Given data:
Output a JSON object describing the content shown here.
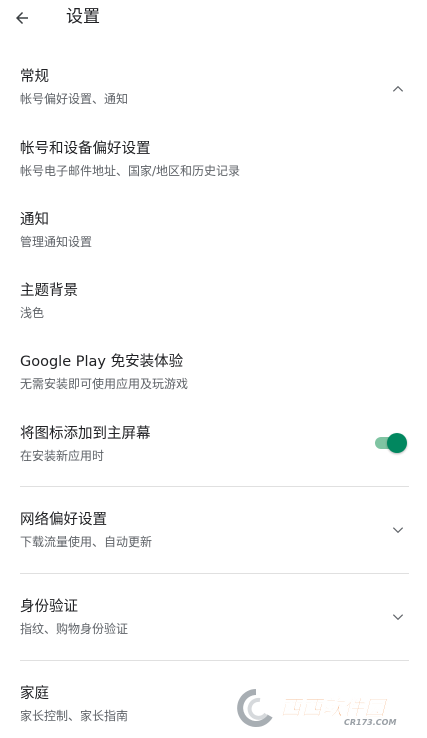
{
  "header": {
    "title": "设置",
    "back_icon": "arrow-left-icon"
  },
  "sections": {
    "general": {
      "title": "常规",
      "subtitle": "帐号偏好设置、通知",
      "expanded": true
    },
    "network": {
      "title": "网络偏好设置",
      "subtitle": "下载流量使用、自动更新",
      "expanded": false
    },
    "auth": {
      "title": "身份验证",
      "subtitle": "指纹、购物身份验证",
      "expanded": false
    },
    "family": {
      "title": "家庭",
      "subtitle": "家长控制、家长指南"
    }
  },
  "items": {
    "account": {
      "title": "帐号和设备偏好设置",
      "subtitle": "帐号电子邮件地址、国家/地区和历史记录"
    },
    "notifications": {
      "title": "通知",
      "subtitle": "管理通知设置"
    },
    "theme": {
      "title": "主题背景",
      "subtitle": "浅色"
    },
    "instant": {
      "title": "Google Play 免安装体验",
      "subtitle": "无需安装即可使用应用及玩游戏"
    },
    "add_icon": {
      "title": "将图标添加到主屏幕",
      "subtitle": "在安装新应用时",
      "toggle_on": true
    }
  },
  "watermark": {
    "brand": "西西软件园",
    "url": "CR173.COM"
  },
  "colors": {
    "accent": "#01875f",
    "accent_track": "#7fc4a2",
    "text_primary": "#202124",
    "text_secondary": "#5f6368",
    "divider": "#e0e0e0"
  }
}
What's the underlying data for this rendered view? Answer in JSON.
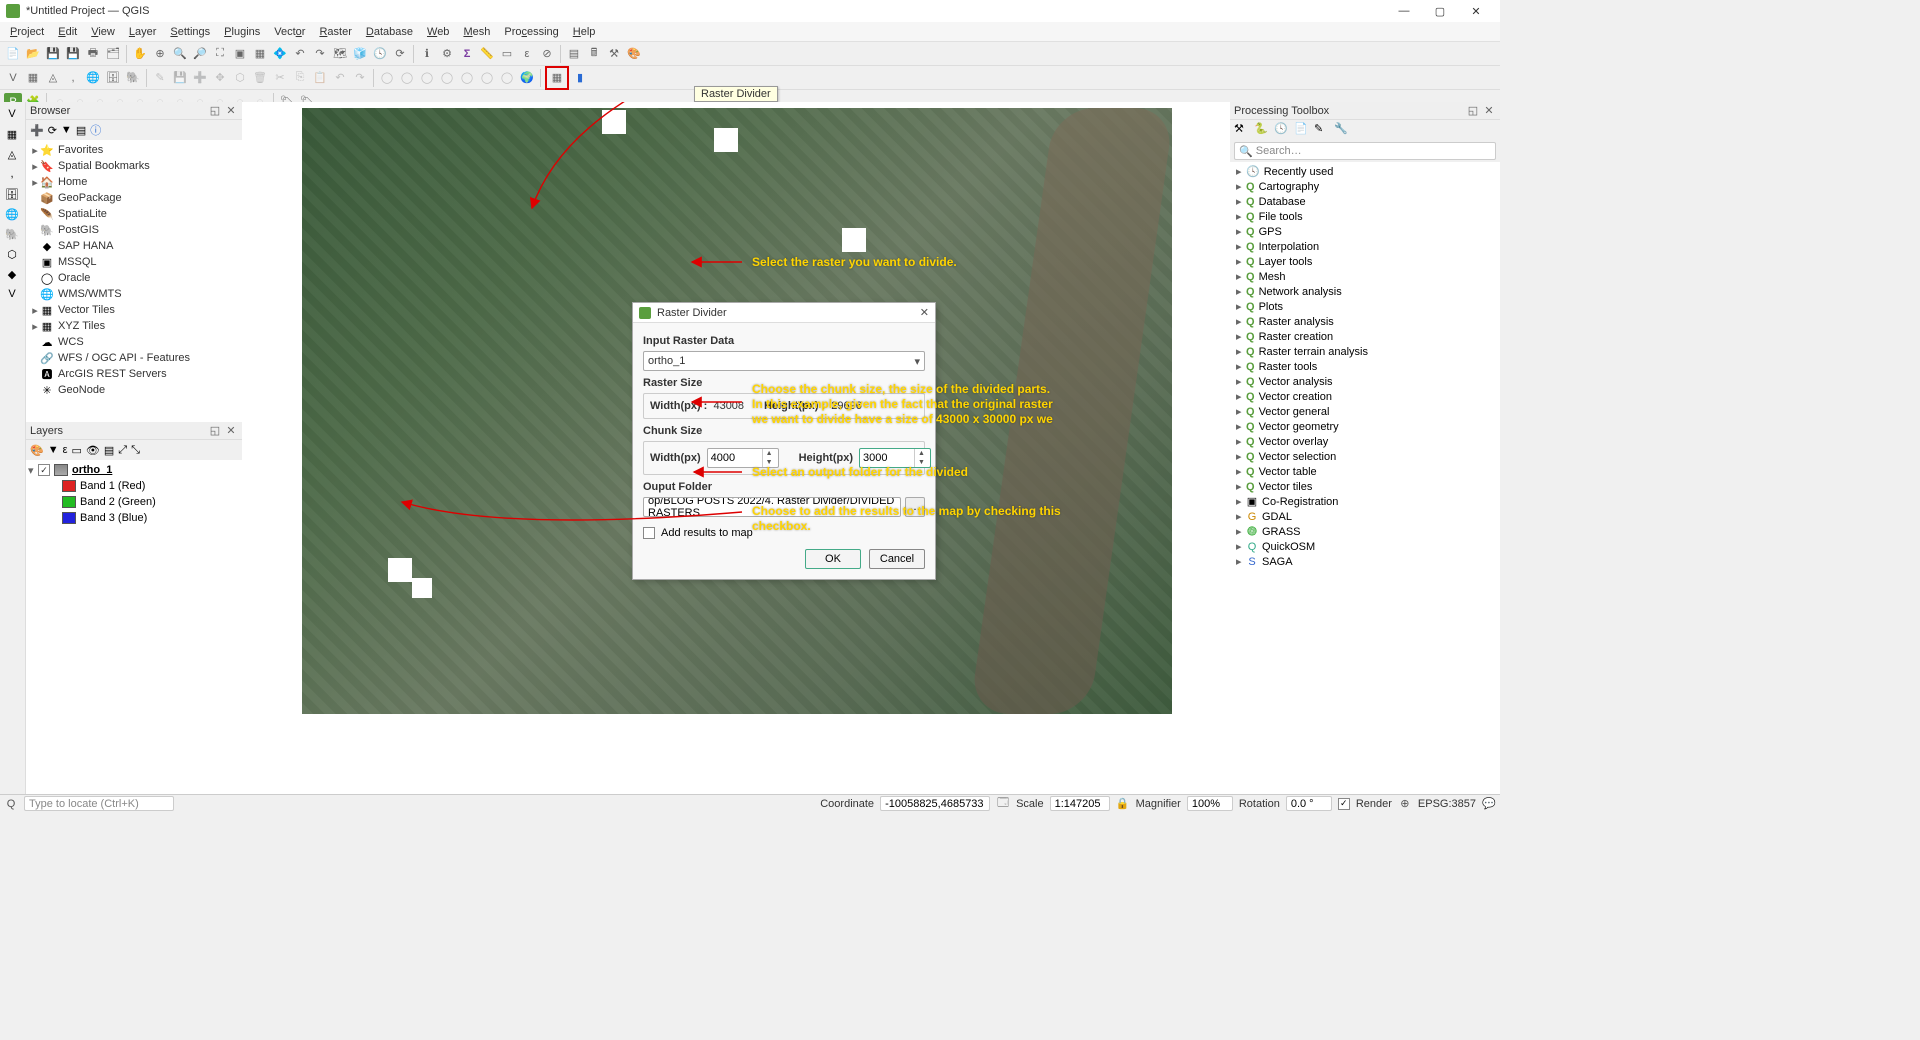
{
  "window": {
    "title": "*Untitled Project — QGIS"
  },
  "menu": [
    "Project",
    "Edit",
    "View",
    "Layer",
    "Settings",
    "Plugins",
    "Vector",
    "Raster",
    "Database",
    "Web",
    "Mesh",
    "Processing",
    "Help"
  ],
  "tooltip": "Raster Divider",
  "browser": {
    "title": "Browser",
    "items": [
      {
        "icon": "star",
        "label": "Favorites",
        "exp": "▸"
      },
      {
        "icon": "bookmark",
        "label": "Spatial Bookmarks",
        "exp": "▸"
      },
      {
        "icon": "home",
        "label": "Home",
        "exp": "▸"
      },
      {
        "icon": "geopackage",
        "label": "GeoPackage",
        "exp": ""
      },
      {
        "icon": "spatialite",
        "label": "SpatiaLite",
        "exp": ""
      },
      {
        "icon": "postgis",
        "label": "PostGIS",
        "exp": ""
      },
      {
        "icon": "saphana",
        "label": "SAP HANA",
        "exp": ""
      },
      {
        "icon": "mssql",
        "label": "MSSQL",
        "exp": ""
      },
      {
        "icon": "oracle",
        "label": "Oracle",
        "exp": ""
      },
      {
        "icon": "wms",
        "label": "WMS/WMTS",
        "exp": ""
      },
      {
        "icon": "vectortiles",
        "label": "Vector Tiles",
        "exp": "▸"
      },
      {
        "icon": "xyz",
        "label": "XYZ Tiles",
        "exp": "▸"
      },
      {
        "icon": "wcs",
        "label": "WCS",
        "exp": ""
      },
      {
        "icon": "wfs",
        "label": "WFS / OGC API - Features",
        "exp": ""
      },
      {
        "icon": "arcgis",
        "label": "ArcGIS REST Servers",
        "exp": ""
      },
      {
        "icon": "geonode",
        "label": "GeoNode",
        "exp": ""
      }
    ]
  },
  "layers": {
    "title": "Layers",
    "root": {
      "label": "ortho_1",
      "checked": true
    },
    "bands": [
      {
        "color": "#d22",
        "label": "Band 1 (Red)"
      },
      {
        "color": "#2b2",
        "label": "Band 2 (Green)"
      },
      {
        "color": "#22d",
        "label": "Band 3 (Blue)"
      }
    ]
  },
  "processing": {
    "title": "Processing Toolbox",
    "search_placeholder": "Search…",
    "groups": [
      {
        "icon": "clock",
        "label": "Recently used"
      },
      {
        "icon": "q",
        "label": "Cartography"
      },
      {
        "icon": "q",
        "label": "Database"
      },
      {
        "icon": "q",
        "label": "File tools"
      },
      {
        "icon": "q",
        "label": "GPS"
      },
      {
        "icon": "q",
        "label": "Interpolation"
      },
      {
        "icon": "q",
        "label": "Layer tools"
      },
      {
        "icon": "q",
        "label": "Mesh"
      },
      {
        "icon": "q",
        "label": "Network analysis"
      },
      {
        "icon": "q",
        "label": "Plots"
      },
      {
        "icon": "q",
        "label": "Raster analysis"
      },
      {
        "icon": "q",
        "label": "Raster creation"
      },
      {
        "icon": "q",
        "label": "Raster terrain analysis"
      },
      {
        "icon": "q",
        "label": "Raster tools"
      },
      {
        "icon": "q",
        "label": "Vector analysis"
      },
      {
        "icon": "q",
        "label": "Vector creation"
      },
      {
        "icon": "q",
        "label": "Vector general"
      },
      {
        "icon": "q",
        "label": "Vector geometry"
      },
      {
        "icon": "q",
        "label": "Vector overlay"
      },
      {
        "icon": "q",
        "label": "Vector selection"
      },
      {
        "icon": "q",
        "label": "Vector table"
      },
      {
        "icon": "q",
        "label": "Vector tiles"
      },
      {
        "icon": "prov",
        "label": "Co-Registration"
      },
      {
        "icon": "gdal",
        "label": "GDAL"
      },
      {
        "icon": "grass",
        "label": "GRASS"
      },
      {
        "icon": "qosm",
        "label": "QuickOSM"
      },
      {
        "icon": "saga",
        "label": "SAGA"
      }
    ]
  },
  "dialog": {
    "title": "Raster Divider",
    "input_label": "Input Raster Data",
    "input_value": "ortho_1",
    "raster_size_label": "Raster Size",
    "width_label": "Width(px) :",
    "height_label": "Height(px) :",
    "raster_width": "43008",
    "raster_height": "29696",
    "chunk_size_label": "Chunk Size",
    "chunk_width_label": "Width(px)",
    "chunk_height_label": "Height(px)",
    "chunk_width": "4000",
    "chunk_height": "3000",
    "output_label": "Ouput Folder",
    "output_value": "op/BLOG POSTS 2022/4. Raster Divider/DIVIDED RASTERS",
    "add_results_label": "Add results to map",
    "ok": "OK",
    "cancel": "Cancel"
  },
  "annotations": {
    "a1": "Select the raster you want to divide.",
    "a2": "Choose the chunk size, the size of the divided parts.\nIn this example, given the fact that the original raster\nwe want to divide have a size of 43000 x 30000 px we",
    "a3": "Select an output folder for the divided",
    "a4": "Choose to add the results to the map by checking this\ncheckbox."
  },
  "status": {
    "locate_placeholder": "Type to locate (Ctrl+K)",
    "coord_label": "Coordinate",
    "coord_value": "-10058825,4685733",
    "scale_label": "Scale",
    "scale_value": "1:147205",
    "mag_label": "Magnifier",
    "mag_value": "100%",
    "rot_label": "Rotation",
    "rot_value": "0.0 °",
    "render_label": "Render",
    "crs": "EPSG:3857"
  }
}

Task details: Are you able to set down all the lines above exactly, without any pictures?

Solution:
Output a JSON object describing the content shown here.
{
  "header": {
    "title": "设置",
    "back_icon": "arrow-left-icon"
  },
  "sections": {
    "general": {
      "title": "常规",
      "subtitle": "帐号偏好设置、通知",
      "expanded": true
    },
    "network": {
      "title": "网络偏好设置",
      "subtitle": "下载流量使用、自动更新",
      "expanded": false
    },
    "auth": {
      "title": "身份验证",
      "subtitle": "指纹、购物身份验证",
      "expanded": false
    },
    "family": {
      "title": "家庭",
      "subtitle": "家长控制、家长指南"
    }
  },
  "items": {
    "account": {
      "title": "帐号和设备偏好设置",
      "subtitle": "帐号电子邮件地址、国家/地区和历史记录"
    },
    "notifications": {
      "title": "通知",
      "subtitle": "管理通知设置"
    },
    "theme": {
      "title": "主题背景",
      "subtitle": "浅色"
    },
    "instant": {
      "title": "Google Play 免安装体验",
      "subtitle": "无需安装即可使用应用及玩游戏"
    },
    "add_icon": {
      "title": "将图标添加到主屏幕",
      "subtitle": "在安装新应用时",
      "toggle_on": true
    }
  },
  "watermark": {
    "brand": "西西软件园",
    "url": "CR173.COM"
  },
  "colors": {
    "accent": "#01875f",
    "accent_track": "#7fc4a2",
    "text_primary": "#202124",
    "text_secondary": "#5f6368",
    "divider": "#e0e0e0"
  }
}
What's the underlying data for this rendered view? Answer in JSON.
{
  "window": {
    "title": "*Untitled Project — QGIS"
  },
  "menu": [
    "Project",
    "Edit",
    "View",
    "Layer",
    "Settings",
    "Plugins",
    "Vector",
    "Raster",
    "Database",
    "Web",
    "Mesh",
    "Processing",
    "Help"
  ],
  "tooltip": "Raster Divider",
  "browser": {
    "title": "Browser",
    "items": [
      {
        "icon": "star",
        "label": "Favorites",
        "exp": "▸"
      },
      {
        "icon": "bookmark",
        "label": "Spatial Bookmarks",
        "exp": "▸"
      },
      {
        "icon": "home",
        "label": "Home",
        "exp": "▸"
      },
      {
        "icon": "geopackage",
        "label": "GeoPackage",
        "exp": ""
      },
      {
        "icon": "spatialite",
        "label": "SpatiaLite",
        "exp": ""
      },
      {
        "icon": "postgis",
        "label": "PostGIS",
        "exp": ""
      },
      {
        "icon": "saphana",
        "label": "SAP HANA",
        "exp": ""
      },
      {
        "icon": "mssql",
        "label": "MSSQL",
        "exp": ""
      },
      {
        "icon": "oracle",
        "label": "Oracle",
        "exp": ""
      },
      {
        "icon": "wms",
        "label": "WMS/WMTS",
        "exp": ""
      },
      {
        "icon": "vectortiles",
        "label": "Vector Tiles",
        "exp": "▸"
      },
      {
        "icon": "xyz",
        "label": "XYZ Tiles",
        "exp": "▸"
      },
      {
        "icon": "wcs",
        "label": "WCS",
        "exp": ""
      },
      {
        "icon": "wfs",
        "label": "WFS / OGC API - Features",
        "exp": ""
      },
      {
        "icon": "arcgis",
        "label": "ArcGIS REST Servers",
        "exp": ""
      },
      {
        "icon": "geonode",
        "label": "GeoNode",
        "exp": ""
      }
    ]
  },
  "layers": {
    "title": "Layers",
    "root": {
      "label": "ortho_1",
      "checked": true
    },
    "bands": [
      {
        "color": "#d22",
        "label": "Band 1 (Red)"
      },
      {
        "color": "#2b2",
        "label": "Band 2 (Green)"
      },
      {
        "color": "#22d",
        "label": "Band 3 (Blue)"
      }
    ]
  },
  "processing": {
    "title": "Processing Toolbox",
    "search_placeholder": "Search…",
    "groups": [
      {
        "icon": "clock",
        "label": "Recently used"
      },
      {
        "icon": "q",
        "label": "Cartography"
      },
      {
        "icon": "q",
        "label": "Database"
      },
      {
        "icon": "q",
        "label": "File tools"
      },
      {
        "icon": "q",
        "label": "GPS"
      },
      {
        "icon": "q",
        "label": "Interpolation"
      },
      {
        "icon": "q",
        "label": "Layer tools"
      },
      {
        "icon": "q",
        "label": "Mesh"
      },
      {
        "icon": "q",
        "label": "Network analysis"
      },
      {
        "icon": "q",
        "label": "Plots"
      },
      {
        "icon": "q",
        "label": "Raster analysis"
      },
      {
        "icon": "q",
        "label": "Raster creation"
      },
      {
        "icon": "q",
        "label": "Raster terrain analysis"
      },
      {
        "icon": "q",
        "label": "Raster tools"
      },
      {
        "icon": "q",
        "label": "Vector analysis"
      },
      {
        "icon": "q",
        "label": "Vector creation"
      },
      {
        "icon": "q",
        "label": "Vector general"
      },
      {
        "icon": "q",
        "label": "Vector geometry"
      },
      {
        "icon": "q",
        "label": "Vector overlay"
      },
      {
        "icon": "q",
        "label": "Vector selection"
      },
      {
        "icon": "q",
        "label": "Vector table"
      },
      {
        "icon": "q",
        "label": "Vector tiles"
      },
      {
        "icon": "prov",
        "label": "Co-Registration"
      },
      {
        "icon": "gdal",
        "label": "GDAL"
      },
      {
        "icon": "grass",
        "label": "GRASS"
      },
      {
        "icon": "qosm",
        "label": "QuickOSM"
      },
      {
        "icon": "saga",
        "label": "SAGA"
      }
    ]
  },
  "dialog": {
    "title": "Raster Divider",
    "input_label": "Input Raster Data",
    "input_value": "ortho_1",
    "raster_size_label": "Raster Size",
    "width_label": "Width(px) :",
    "height_label": "Height(px) :",
    "raster_width": "43008",
    "raster_height": "29696",
    "chunk_size_label": "Chunk Size",
    "chunk_width_label": "Width(px)",
    "chunk_height_label": "Height(px)",
    "chunk_width": "4000",
    "chunk_height": "3000",
    "output_label": "Ouput Folder",
    "output_value": "op/BLOG POSTS 2022/4. Raster Divider/DIVIDED RASTERS",
    "add_results_label": "Add results to map",
    "ok": "OK",
    "cancel": "Cancel"
  },
  "annotations": {
    "a1": "Select the raster you want to divide.",
    "a2": "Choose the chunk size, the size of the divided parts.\nIn this example, given the fact that the original raster\nwe want to divide have a size of 43000 x 30000 px we",
    "a3": "Select an output folder for the divided",
    "a4": "Choose to add the results to the map by checking this\ncheckbox."
  },
  "status": {
    "locate_placeholder": "Type to locate (Ctrl+K)",
    "coord_label": "Coordinate",
    "coord_value": "-10058825,4685733",
    "scale_label": "Scale",
    "scale_value": "1:147205",
    "mag_label": "Magnifier",
    "mag_value": "100%",
    "rot_label": "Rotation",
    "rot_value": "0.0 °",
    "render_label": "Render",
    "crs": "EPSG:3857"
  }
}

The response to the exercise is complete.